# INFORMATION SUPPLIED
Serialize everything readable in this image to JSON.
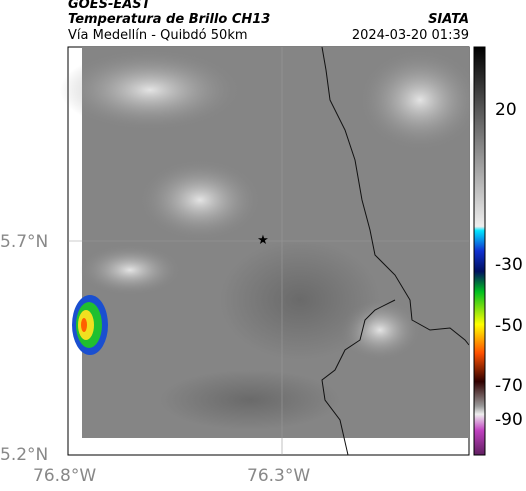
{
  "header": {
    "source": "GOES-EAST",
    "product": "Temperatura de Brillo CH13",
    "region": "Vía Medellín - Quibdó 50km",
    "agency": "SIATA",
    "timestamp": "2024-03-20 01:39"
  },
  "map": {
    "lat_labels": [
      "5.7°N",
      "5.2°N"
    ],
    "lon_labels": [
      "76.8°W",
      "76.3°W"
    ]
  },
  "colorbar": {
    "ticks": [
      20,
      -30,
      -50,
      -70,
      -90
    ]
  }
}
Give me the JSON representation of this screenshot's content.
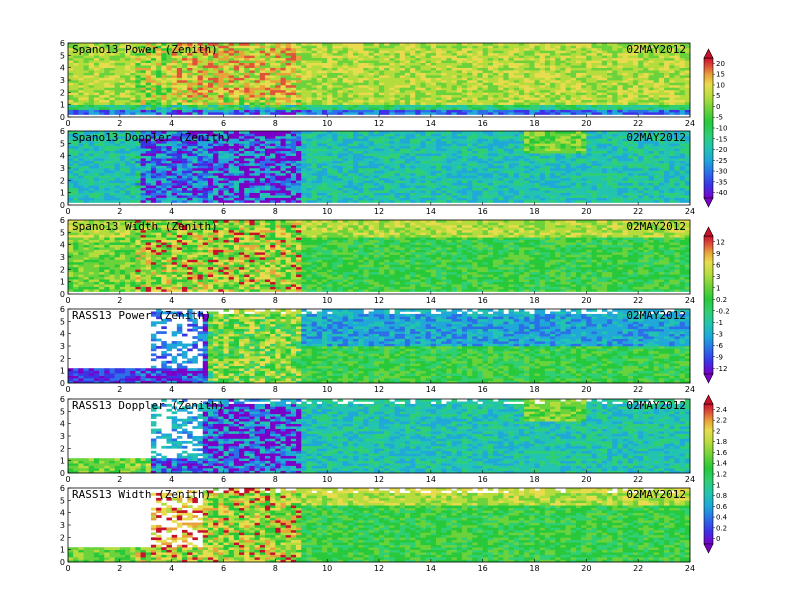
{
  "chart_data": {
    "type": "heatmap",
    "date_label": "02MAY2012",
    "xlim": [
      0,
      24
    ],
    "xticks": [
      0,
      2,
      4,
      6,
      8,
      10,
      12,
      14,
      16,
      18,
      20,
      22,
      24
    ],
    "ylim": [
      0,
      6
    ],
    "yticks": [
      0,
      1,
      2,
      3,
      4,
      5,
      6
    ],
    "panels": [
      {
        "title": "Spano13 Power (Zenith)",
        "quantity": "power",
        "radar": "spano",
        "colorbar": 0
      },
      {
        "title": "Spano13 Doppler (Zenith)",
        "quantity": "doppler",
        "radar": "spano",
        "colorbar": 0
      },
      {
        "title": "Spano13 Width (Zenith)",
        "quantity": "width",
        "radar": "spano",
        "colorbar": 1
      },
      {
        "title": "RASS13 Power (Zenith)",
        "quantity": "power",
        "radar": "rass",
        "colorbar": 1
      },
      {
        "title": "RASS13 Doppler (Zenith)",
        "quantity": "doppler",
        "radar": "rass",
        "colorbar": 2
      },
      {
        "title": "RASS13 Width (Zenith)",
        "quantity": "width",
        "radar": "rass",
        "colorbar": 2
      }
    ],
    "colorbars": [
      {
        "labels": [
          "20",
          "15",
          "10",
          "5",
          "0",
          "-5",
          "-10",
          "-15",
          "-20",
          "-25",
          "-30",
          "-35",
          "-40"
        ]
      },
      {
        "labels": [
          "12",
          "9",
          "6",
          "3",
          "1",
          "0.2",
          "-0.2",
          "-1",
          "-3",
          "-6",
          "-9",
          "-12"
        ]
      },
      {
        "labels": [
          "2.4",
          "2.2",
          "2",
          "1.8",
          "1.6",
          "1.4",
          "1.2",
          "1",
          "0.8",
          "0.6",
          "0.4",
          "0.2",
          "0"
        ]
      }
    ],
    "palette": [
      "#7a00c8",
      "#3b32e6",
      "#2b6ee8",
      "#1fa8d8",
      "#22c4b0",
      "#2fcf74",
      "#27c93b",
      "#6ad23a",
      "#b4dc3c",
      "#e8dc4e",
      "#e8a23a",
      "#e0523a",
      "#c8102a"
    ]
  }
}
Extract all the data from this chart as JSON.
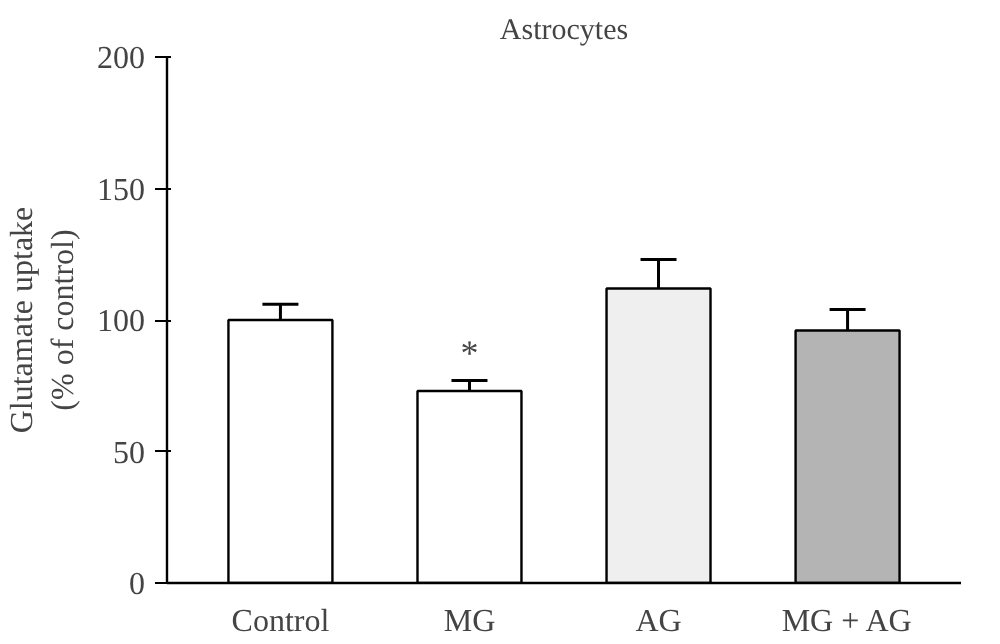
{
  "chart_data": {
    "type": "bar",
    "title": "Astrocytes",
    "ylabel": "Glutamate uptake\n(% of control)",
    "categories": [
      "Control",
      "MG",
      "AG",
      "MG + AG"
    ],
    "values": [
      100,
      73,
      112,
      96
    ],
    "errors": [
      6,
      4,
      11,
      8
    ],
    "colors": [
      "#ffffff",
      "#ffffff",
      "#efefef",
      "#b4b4b4"
    ],
    "ylim": [
      0,
      200
    ],
    "yticks": [
      0,
      50,
      100,
      150,
      200
    ],
    "grid": false,
    "annotations": [
      {
        "text": "*",
        "x": "MG",
        "y": 80
      }
    ]
  }
}
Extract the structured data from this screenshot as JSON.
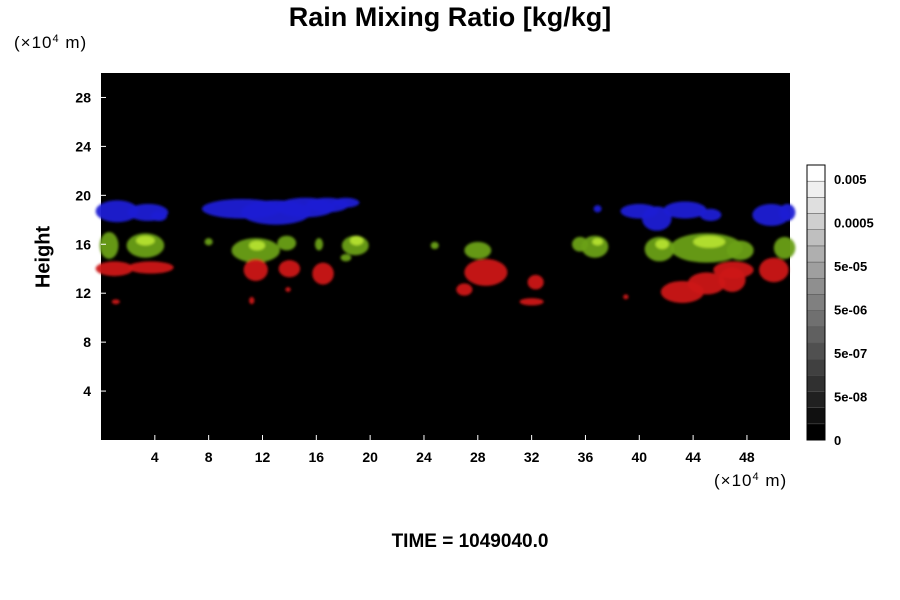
{
  "chart_data": {
    "type": "heatmap",
    "title": "Rain Mixing Ratio [kg/kg]",
    "ylabel": "Height",
    "y_unit": {
      "prefix": "(×10",
      "exponent": "4",
      "suffix": " m)"
    },
    "x_unit": {
      "prefix": "(×10",
      "exponent": "4",
      "suffix": " m)"
    },
    "xlim": [
      0,
      51.2
    ],
    "ylim": [
      0,
      30
    ],
    "x_ticks": [
      4,
      8,
      12,
      16,
      20,
      24,
      28,
      32,
      36,
      40,
      44,
      48
    ],
    "y_ticks": [
      4,
      8,
      12,
      16,
      20,
      24,
      28
    ],
    "colorbar": {
      "labels": [
        "0.005",
        "0.0005",
        "5e-05",
        "5e-06",
        "5e-07",
        "5e-08",
        "0"
      ],
      "levels": 17
    },
    "layers": [
      {
        "color": "#1a1ad4",
        "blobs": [
          [
            1.2,
            18.7,
            1.6,
            0.9
          ],
          [
            3.5,
            18.6,
            1.5,
            0.7
          ],
          [
            4.3,
            18.3,
            0.6,
            0.4
          ],
          [
            10.5,
            18.9,
            3.0,
            0.8
          ],
          [
            13.0,
            18.6,
            2.6,
            1.0
          ],
          [
            15.2,
            19.0,
            2.2,
            0.8
          ],
          [
            16.8,
            19.2,
            1.6,
            0.6
          ],
          [
            18.2,
            19.4,
            1.0,
            0.4
          ],
          [
            40.0,
            18.7,
            1.4,
            0.6
          ],
          [
            41.3,
            18.1,
            1.1,
            1.0
          ],
          [
            43.4,
            18.8,
            1.6,
            0.7
          ],
          [
            45.3,
            18.4,
            0.8,
            0.5
          ],
          [
            49.8,
            18.4,
            1.4,
            0.9
          ],
          [
            51.0,
            18.6,
            0.6,
            0.7
          ],
          [
            36.9,
            18.9,
            0.3,
            0.3
          ]
        ]
      },
      {
        "color": "#6aa014",
        "blobs": [
          [
            0.6,
            15.9,
            0.7,
            1.1
          ],
          [
            3.3,
            15.9,
            1.4,
            1.0
          ],
          [
            11.5,
            15.5,
            1.8,
            1.0
          ],
          [
            13.8,
            16.1,
            0.7,
            0.6
          ],
          [
            16.2,
            16.0,
            0.3,
            0.5
          ],
          [
            18.9,
            15.9,
            1.0,
            0.8
          ],
          [
            28.0,
            15.5,
            1.0,
            0.7
          ],
          [
            36.7,
            15.8,
            1.0,
            0.9
          ],
          [
            35.6,
            16.0,
            0.6,
            0.6
          ],
          [
            41.5,
            15.6,
            1.1,
            1.0
          ],
          [
            45.0,
            15.7,
            2.7,
            1.2
          ],
          [
            47.5,
            15.5,
            1.0,
            0.8
          ],
          [
            50.8,
            15.7,
            0.8,
            0.9
          ],
          [
            8.0,
            16.2,
            0.3,
            0.3
          ],
          [
            18.2,
            14.9,
            0.4,
            0.3
          ],
          [
            24.8,
            15.9,
            0.3,
            0.3
          ]
        ]
      },
      {
        "color": "#cc1414",
        "blobs": [
          [
            1.0,
            14.0,
            1.4,
            0.6
          ],
          [
            3.7,
            14.1,
            1.7,
            0.5
          ],
          [
            11.5,
            13.9,
            0.9,
            0.9
          ],
          [
            14.0,
            14.0,
            0.8,
            0.7
          ],
          [
            16.5,
            13.6,
            0.8,
            0.9
          ],
          [
            28.6,
            13.7,
            1.6,
            1.1
          ],
          [
            27.0,
            12.3,
            0.6,
            0.5
          ],
          [
            32.3,
            12.9,
            0.6,
            0.6
          ],
          [
            32.0,
            11.3,
            0.9,
            0.3
          ],
          [
            43.2,
            12.1,
            1.6,
            0.9
          ],
          [
            45.0,
            12.8,
            1.4,
            0.9
          ],
          [
            46.9,
            13.1,
            1.0,
            1.0
          ],
          [
            50.0,
            13.9,
            1.1,
            1.0
          ],
          [
            47.0,
            13.9,
            1.5,
            0.7
          ],
          [
            11.2,
            11.4,
            0.2,
            0.3
          ],
          [
            13.9,
            12.3,
            0.2,
            0.2
          ],
          [
            1.1,
            11.3,
            0.3,
            0.2
          ],
          [
            39.0,
            11.7,
            0.2,
            0.2
          ]
        ]
      },
      {
        "color": "#b4e030",
        "blobs": [
          [
            3.3,
            16.3,
            0.7,
            0.4
          ],
          [
            11.6,
            15.9,
            0.6,
            0.4
          ],
          [
            19.0,
            16.3,
            0.5,
            0.4
          ],
          [
            45.2,
            16.2,
            1.2,
            0.5
          ],
          [
            41.7,
            16.0,
            0.5,
            0.4
          ],
          [
            36.9,
            16.2,
            0.4,
            0.3
          ]
        ]
      }
    ]
  },
  "time": {
    "label": "TIME =",
    "value": "1049040.0"
  }
}
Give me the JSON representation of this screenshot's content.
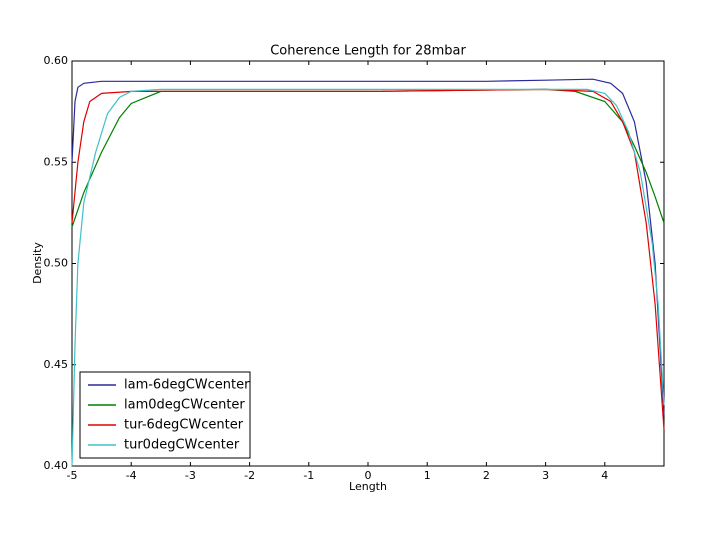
{
  "chart_data": {
    "type": "line",
    "title": "Coherence Length for 28mbar",
    "xlabel": "Length",
    "ylabel": "Density",
    "xlim": [
      -5,
      5
    ],
    "xticks": [
      -5,
      -4,
      -3,
      -2,
      -1,
      0,
      1,
      2,
      3,
      4
    ],
    "ylim": [
      0.4,
      0.6
    ],
    "yticks": [
      {
        "value": 0.4,
        "label": "0.40"
      },
      0.45,
      {
        "value": 0.5,
        "label": "0.50"
      },
      0.55,
      {
        "value": 0.6,
        "label": "0.60"
      }
    ],
    "legend": "lower left",
    "series": [
      {
        "name": "lam-6degCWcenter",
        "color": "#2a2a9a",
        "x": [
          -5,
          -4.95,
          -4.9,
          -4.8,
          -4.5,
          -4,
          -2,
          0,
          2,
          3,
          3.8,
          4.1,
          4.3,
          4.5,
          4.7,
          4.85,
          5
        ],
        "values": [
          0.55,
          0.58,
          0.587,
          0.589,
          0.59,
          0.59,
          0.59,
          0.59,
          0.59,
          0.5905,
          0.591,
          0.589,
          0.584,
          0.57,
          0.54,
          0.5,
          0.425
        ]
      },
      {
        "name": "lam0degCWcenter",
        "color": "#008000",
        "x": [
          -5,
          -4.8,
          -4.5,
          -4.2,
          -4,
          -3.5,
          0,
          3,
          3.5,
          4,
          4.3,
          4.5,
          4.7,
          4.85,
          5
        ],
        "values": [
          0.518,
          0.535,
          0.555,
          0.572,
          0.579,
          0.585,
          0.585,
          0.586,
          0.585,
          0.58,
          0.57,
          0.558,
          0.545,
          0.533,
          0.52
        ]
      },
      {
        "name": "tur-6degCWcenter",
        "color": "#e00000",
        "x": [
          -5,
          -4.9,
          -4.8,
          -4.7,
          -4.5,
          -4,
          0,
          3,
          3.8,
          4.1,
          4.3,
          4.5,
          4.7,
          4.85,
          5
        ],
        "values": [
          0.52,
          0.55,
          0.57,
          0.58,
          0.584,
          0.585,
          0.585,
          0.586,
          0.585,
          0.58,
          0.57,
          0.555,
          0.52,
          0.48,
          0.418
        ]
      },
      {
        "name": "tur0degCWcenter",
        "color": "#40c0c8",
        "x": [
          -5,
          -4.95,
          -4.9,
          -4.8,
          -4.6,
          -4.4,
          -4.2,
          -4,
          -3.5,
          0,
          3,
          3.7,
          4,
          4.2,
          4.4,
          4.6,
          4.8,
          4.9,
          5
        ],
        "values": [
          0.4,
          0.46,
          0.5,
          0.53,
          0.555,
          0.574,
          0.582,
          0.585,
          0.586,
          0.586,
          0.586,
          0.586,
          0.584,
          0.578,
          0.565,
          0.545,
          0.51,
          0.48,
          0.43
        ]
      }
    ]
  }
}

# EXERCISE
Copy out every line of the listing that contains the string "Length".

# PROBLEM SOLUTION
    "title": "Coherence Length for 28mbar",
    "xlabel": "Length",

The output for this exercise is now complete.